» Data excerpts:
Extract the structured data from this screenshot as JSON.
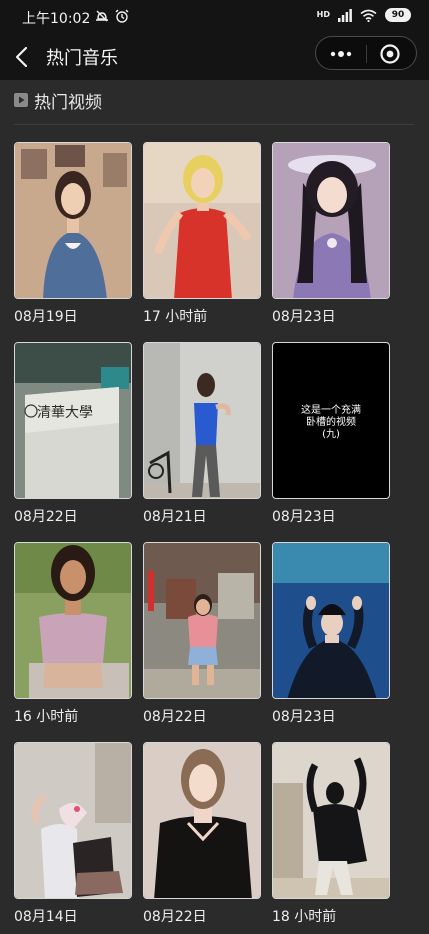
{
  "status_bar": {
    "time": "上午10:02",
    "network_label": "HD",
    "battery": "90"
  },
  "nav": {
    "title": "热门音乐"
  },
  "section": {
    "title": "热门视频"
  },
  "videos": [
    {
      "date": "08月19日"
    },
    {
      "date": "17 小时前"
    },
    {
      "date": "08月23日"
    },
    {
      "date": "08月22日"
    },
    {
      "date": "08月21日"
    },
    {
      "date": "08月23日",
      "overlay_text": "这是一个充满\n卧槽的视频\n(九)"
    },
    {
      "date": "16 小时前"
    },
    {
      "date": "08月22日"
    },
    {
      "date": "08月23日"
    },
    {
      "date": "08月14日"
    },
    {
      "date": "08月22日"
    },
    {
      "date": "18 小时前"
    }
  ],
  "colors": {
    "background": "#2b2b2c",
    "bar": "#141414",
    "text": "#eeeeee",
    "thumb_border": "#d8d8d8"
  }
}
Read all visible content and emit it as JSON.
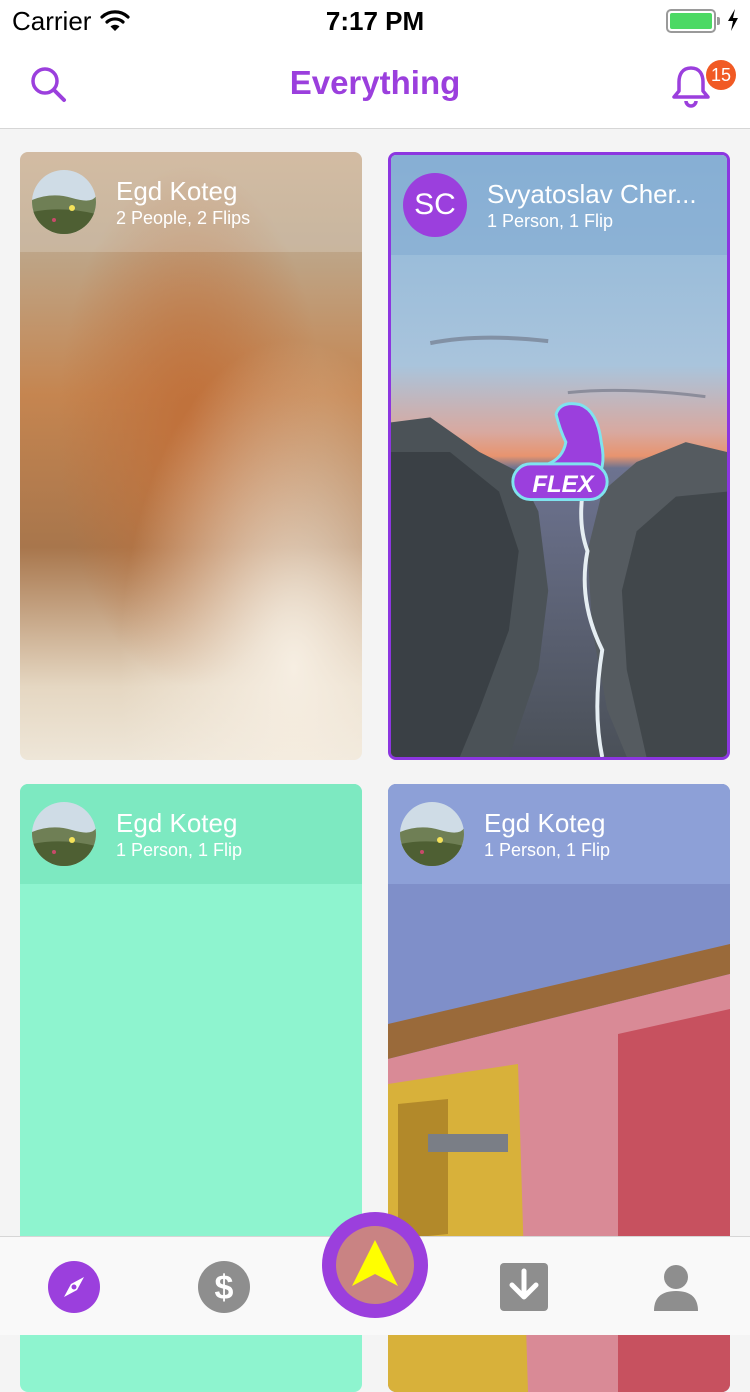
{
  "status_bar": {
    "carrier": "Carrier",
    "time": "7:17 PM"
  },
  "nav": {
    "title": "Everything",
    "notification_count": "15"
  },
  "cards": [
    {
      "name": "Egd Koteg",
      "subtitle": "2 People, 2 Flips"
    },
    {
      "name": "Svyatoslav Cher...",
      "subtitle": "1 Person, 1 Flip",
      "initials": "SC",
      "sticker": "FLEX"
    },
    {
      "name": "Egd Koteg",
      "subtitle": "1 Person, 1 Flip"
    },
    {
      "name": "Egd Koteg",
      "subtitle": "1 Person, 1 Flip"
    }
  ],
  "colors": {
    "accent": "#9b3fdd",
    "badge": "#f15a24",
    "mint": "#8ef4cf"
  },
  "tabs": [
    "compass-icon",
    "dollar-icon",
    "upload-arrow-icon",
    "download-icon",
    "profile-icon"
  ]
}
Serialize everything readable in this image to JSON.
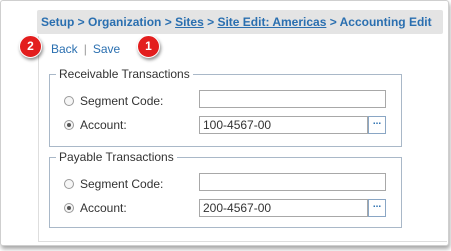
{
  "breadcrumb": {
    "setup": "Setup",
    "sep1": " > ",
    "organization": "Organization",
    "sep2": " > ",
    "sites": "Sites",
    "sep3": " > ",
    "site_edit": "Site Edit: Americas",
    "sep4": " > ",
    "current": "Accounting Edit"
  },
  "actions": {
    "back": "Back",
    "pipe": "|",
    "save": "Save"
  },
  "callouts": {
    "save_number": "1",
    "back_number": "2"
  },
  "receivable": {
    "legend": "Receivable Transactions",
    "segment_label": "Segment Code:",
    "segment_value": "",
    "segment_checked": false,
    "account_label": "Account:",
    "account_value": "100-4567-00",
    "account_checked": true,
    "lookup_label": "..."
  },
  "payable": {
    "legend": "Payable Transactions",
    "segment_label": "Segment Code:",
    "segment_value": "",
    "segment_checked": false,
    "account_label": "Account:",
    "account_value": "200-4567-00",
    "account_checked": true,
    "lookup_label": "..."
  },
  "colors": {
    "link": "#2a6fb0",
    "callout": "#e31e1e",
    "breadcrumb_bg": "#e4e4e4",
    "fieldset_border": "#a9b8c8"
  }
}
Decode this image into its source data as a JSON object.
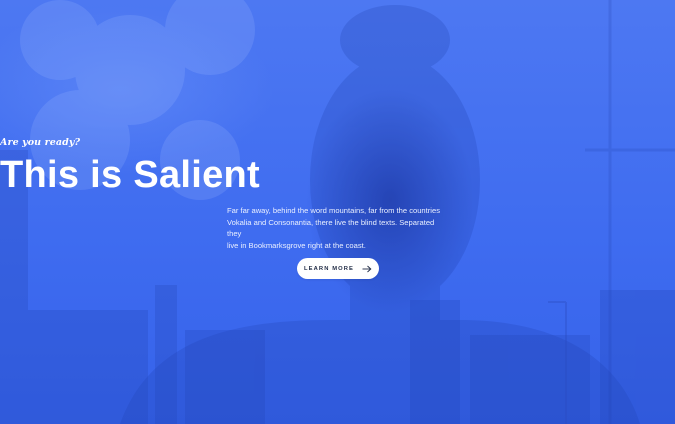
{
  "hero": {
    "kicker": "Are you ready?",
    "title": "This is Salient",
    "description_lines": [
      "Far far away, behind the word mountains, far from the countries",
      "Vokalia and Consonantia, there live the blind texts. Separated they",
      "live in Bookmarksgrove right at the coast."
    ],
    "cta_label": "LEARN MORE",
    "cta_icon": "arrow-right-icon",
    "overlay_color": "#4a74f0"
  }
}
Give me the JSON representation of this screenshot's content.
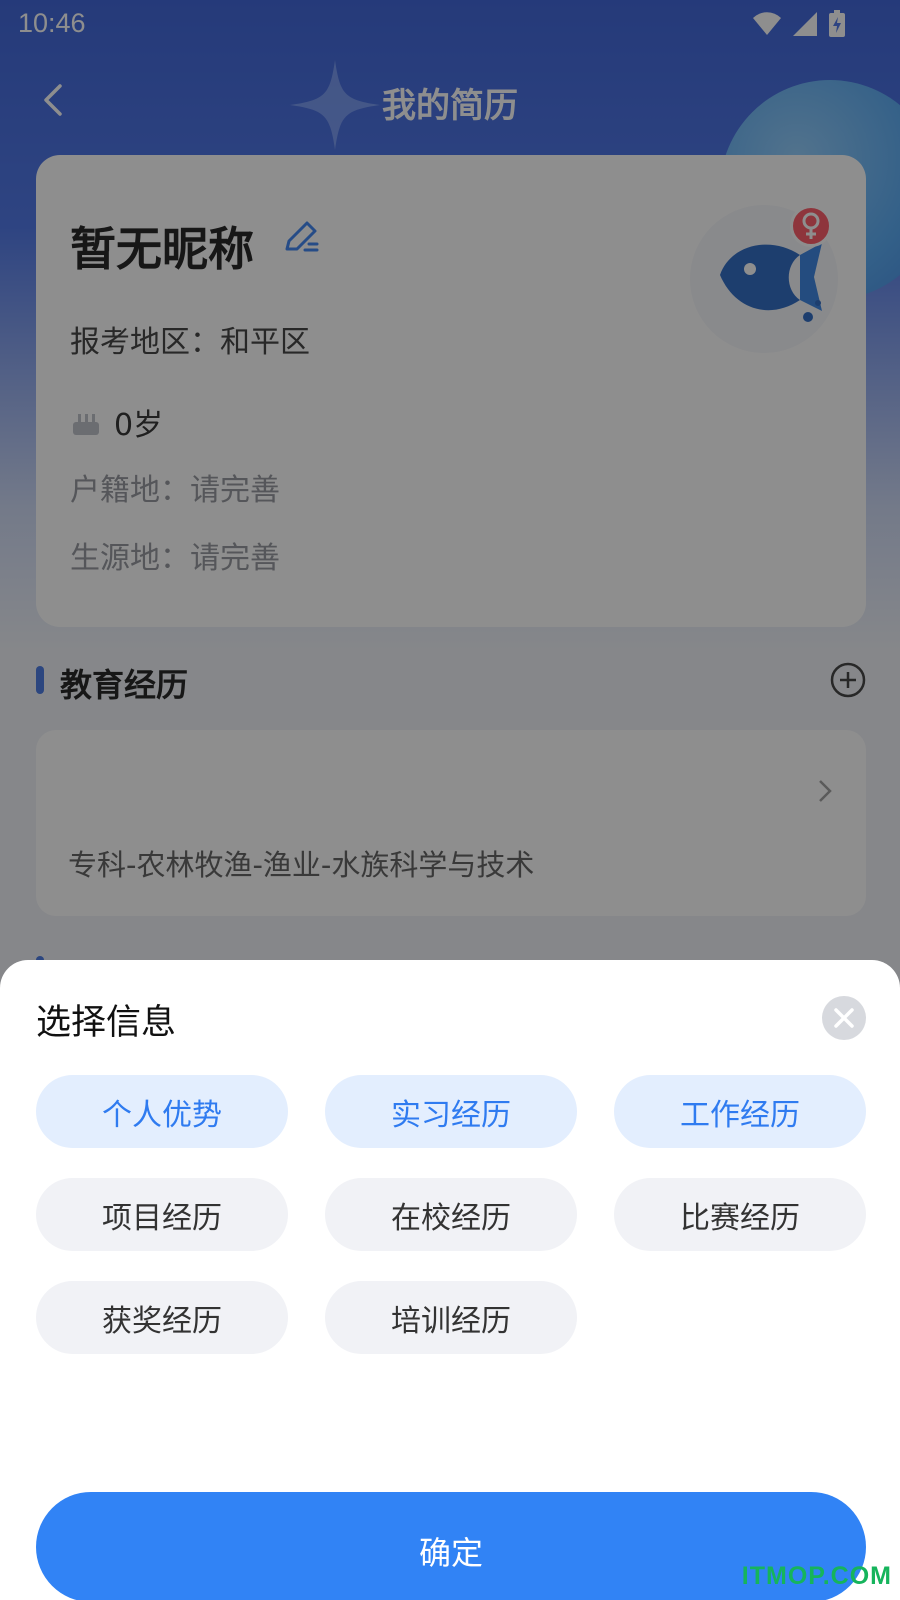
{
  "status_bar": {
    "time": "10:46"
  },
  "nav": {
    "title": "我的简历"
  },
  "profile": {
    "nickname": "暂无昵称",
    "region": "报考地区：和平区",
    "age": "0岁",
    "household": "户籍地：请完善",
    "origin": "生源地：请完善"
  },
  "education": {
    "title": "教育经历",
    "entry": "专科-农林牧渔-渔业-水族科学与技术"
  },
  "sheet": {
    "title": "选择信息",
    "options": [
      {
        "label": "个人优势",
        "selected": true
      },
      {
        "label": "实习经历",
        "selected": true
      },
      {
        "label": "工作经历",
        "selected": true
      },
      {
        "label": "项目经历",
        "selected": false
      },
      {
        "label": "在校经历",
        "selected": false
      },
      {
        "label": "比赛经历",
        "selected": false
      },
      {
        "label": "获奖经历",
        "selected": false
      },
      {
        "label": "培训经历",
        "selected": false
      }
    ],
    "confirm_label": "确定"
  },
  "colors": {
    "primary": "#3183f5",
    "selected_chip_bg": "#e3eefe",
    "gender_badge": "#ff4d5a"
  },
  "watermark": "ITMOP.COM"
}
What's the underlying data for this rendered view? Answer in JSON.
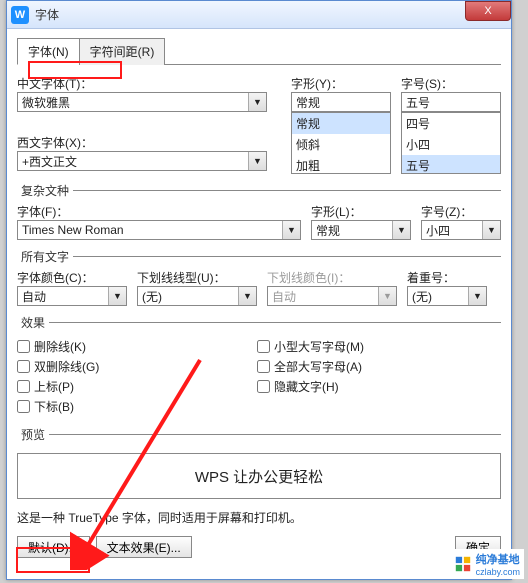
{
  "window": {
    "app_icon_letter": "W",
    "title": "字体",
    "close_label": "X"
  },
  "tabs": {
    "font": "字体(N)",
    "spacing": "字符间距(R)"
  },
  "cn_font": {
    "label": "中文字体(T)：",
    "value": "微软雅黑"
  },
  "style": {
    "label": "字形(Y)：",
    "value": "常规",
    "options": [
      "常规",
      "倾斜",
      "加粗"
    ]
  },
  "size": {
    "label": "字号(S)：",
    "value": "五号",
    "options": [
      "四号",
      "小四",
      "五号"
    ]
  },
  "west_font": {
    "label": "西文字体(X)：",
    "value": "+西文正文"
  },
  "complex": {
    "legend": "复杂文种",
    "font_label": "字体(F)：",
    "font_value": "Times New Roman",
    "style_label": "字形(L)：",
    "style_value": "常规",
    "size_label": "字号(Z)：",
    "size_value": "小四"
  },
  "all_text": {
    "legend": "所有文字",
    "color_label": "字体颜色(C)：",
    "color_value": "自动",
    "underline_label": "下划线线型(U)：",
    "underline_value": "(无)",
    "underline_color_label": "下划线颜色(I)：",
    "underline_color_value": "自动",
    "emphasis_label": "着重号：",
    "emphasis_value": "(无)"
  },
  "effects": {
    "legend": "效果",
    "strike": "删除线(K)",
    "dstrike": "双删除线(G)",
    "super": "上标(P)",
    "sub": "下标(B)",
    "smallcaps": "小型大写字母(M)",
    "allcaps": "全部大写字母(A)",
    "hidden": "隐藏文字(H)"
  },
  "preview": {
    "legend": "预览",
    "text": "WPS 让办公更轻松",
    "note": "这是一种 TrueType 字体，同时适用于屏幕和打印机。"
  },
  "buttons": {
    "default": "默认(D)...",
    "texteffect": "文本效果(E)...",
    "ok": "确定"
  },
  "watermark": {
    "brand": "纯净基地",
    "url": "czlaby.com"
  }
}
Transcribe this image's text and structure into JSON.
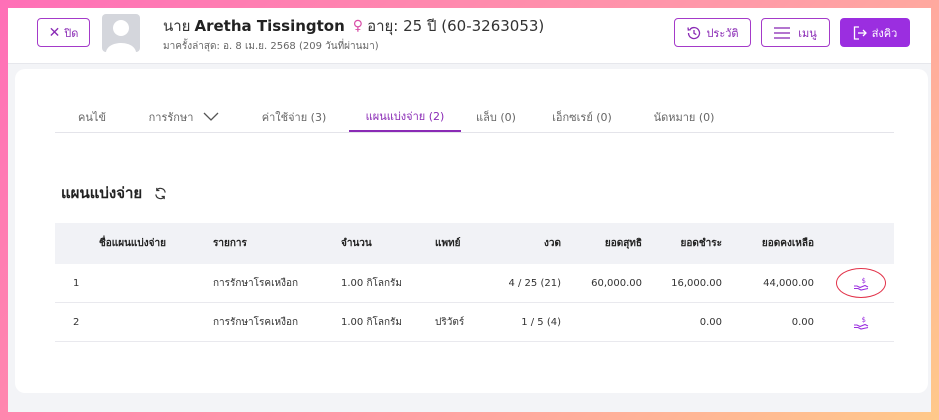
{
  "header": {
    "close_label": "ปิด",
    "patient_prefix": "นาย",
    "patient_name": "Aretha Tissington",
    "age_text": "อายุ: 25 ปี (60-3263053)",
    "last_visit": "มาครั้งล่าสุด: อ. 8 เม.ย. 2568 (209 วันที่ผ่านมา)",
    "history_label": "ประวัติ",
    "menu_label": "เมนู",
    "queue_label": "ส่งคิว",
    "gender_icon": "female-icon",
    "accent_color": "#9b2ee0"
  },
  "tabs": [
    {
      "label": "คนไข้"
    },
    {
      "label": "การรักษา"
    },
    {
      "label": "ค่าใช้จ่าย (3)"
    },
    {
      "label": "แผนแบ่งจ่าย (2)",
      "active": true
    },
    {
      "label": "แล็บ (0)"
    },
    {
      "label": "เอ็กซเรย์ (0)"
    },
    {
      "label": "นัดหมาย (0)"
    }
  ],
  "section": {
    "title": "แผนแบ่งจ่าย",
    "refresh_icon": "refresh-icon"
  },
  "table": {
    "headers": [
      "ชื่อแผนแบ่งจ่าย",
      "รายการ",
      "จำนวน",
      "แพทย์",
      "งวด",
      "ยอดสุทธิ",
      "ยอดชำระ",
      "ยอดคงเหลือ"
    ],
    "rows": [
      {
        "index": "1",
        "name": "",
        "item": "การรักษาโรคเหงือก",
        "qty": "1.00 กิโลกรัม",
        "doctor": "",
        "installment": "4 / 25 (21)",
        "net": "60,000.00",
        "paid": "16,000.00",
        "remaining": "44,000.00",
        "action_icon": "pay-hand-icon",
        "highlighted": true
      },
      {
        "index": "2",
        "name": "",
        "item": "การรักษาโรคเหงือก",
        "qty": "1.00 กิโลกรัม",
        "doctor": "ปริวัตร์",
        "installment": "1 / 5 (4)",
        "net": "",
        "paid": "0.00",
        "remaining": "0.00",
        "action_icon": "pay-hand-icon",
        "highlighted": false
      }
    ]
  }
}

» THE TASK:
Which lines in the records above contain the string "content"? Copy each one.

» RESPONSE FOR THIS EXERCISE:
Read all visible content and emit it as JSON.
Give me the JSON representation of this screenshot's content.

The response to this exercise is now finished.